Task brief
Please repeat all of the listing exactly.

Dataset excerpt
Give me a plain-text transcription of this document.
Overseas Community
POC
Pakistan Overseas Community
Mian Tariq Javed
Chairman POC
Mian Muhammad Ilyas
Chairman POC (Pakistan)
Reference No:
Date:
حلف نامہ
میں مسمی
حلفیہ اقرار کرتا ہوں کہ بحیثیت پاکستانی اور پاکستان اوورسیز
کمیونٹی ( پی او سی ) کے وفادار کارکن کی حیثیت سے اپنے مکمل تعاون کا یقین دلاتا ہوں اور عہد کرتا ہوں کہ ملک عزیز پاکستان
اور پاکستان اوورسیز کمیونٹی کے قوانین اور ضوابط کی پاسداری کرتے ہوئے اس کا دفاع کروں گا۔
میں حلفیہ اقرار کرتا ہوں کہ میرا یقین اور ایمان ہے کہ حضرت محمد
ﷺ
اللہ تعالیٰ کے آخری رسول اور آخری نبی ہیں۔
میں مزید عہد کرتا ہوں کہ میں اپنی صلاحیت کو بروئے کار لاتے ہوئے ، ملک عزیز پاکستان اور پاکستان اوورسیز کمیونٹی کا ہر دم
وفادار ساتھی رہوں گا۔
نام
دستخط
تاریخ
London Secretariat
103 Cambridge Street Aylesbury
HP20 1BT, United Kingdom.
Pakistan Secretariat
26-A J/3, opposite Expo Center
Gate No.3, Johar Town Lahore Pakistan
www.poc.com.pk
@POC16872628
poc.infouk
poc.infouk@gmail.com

Correct result
Give me a plain-text transcription of this document.
Overseas Community
POC
Pakistan Overseas Community
Mian Tariq Javed
Chairman POC
Mian Muhammad Ilyas
Chairman POC (Pakistan)
Reference No:
Date:
حلف نامہ
میں مسمی
حلفیہ اقرار کرتا ہوں کہ بحیثیت پاکستانی اور پاکستان اوورسیز
کمیونٹی ( پی او سی ) کے وفادار کارکن کی حیثیت سے اپنے مکمل تعاون کا یقین دلاتا ہوں اور عہد کرتا ہوں کہ ملک عزیز پاکستان
اور پاکستان اوورسیز کمیونٹی کے قوانین اور ضوابط کی پاسداری کرتے ہوئے اس کا دفاع کروں گا۔
میں حلفیہ اقرار کرتا ہوں کہ میرا یقین اور ایمان ہے کہ حضرت محمد
ﷺ
اللہ تعالیٰ کے آخری رسول اور آخری نبی ہیں۔
میں مزید عہد کرتا ہوں کہ میں اپنی صلاحیت کو بروئے کار لاتے ہوئے ، ملک عزیز پاکستان اور پاکستان اوورسیز کمیونٹی کا ہر دم
وفادار ساتھی رہوں گا۔
نام
دستخط
تاریخ
London Secretariat
103 Cambridge Street Aylesbury
HP20 1BT, United Kingdom.
Pakistan Secretariat
26-A J/3, opposite Expo Center
Gate No.3, Johar Town Lahore Pakistan
www.poc.com.pk
@POC16872628
poc.infouk
poc.infouk@gmail.com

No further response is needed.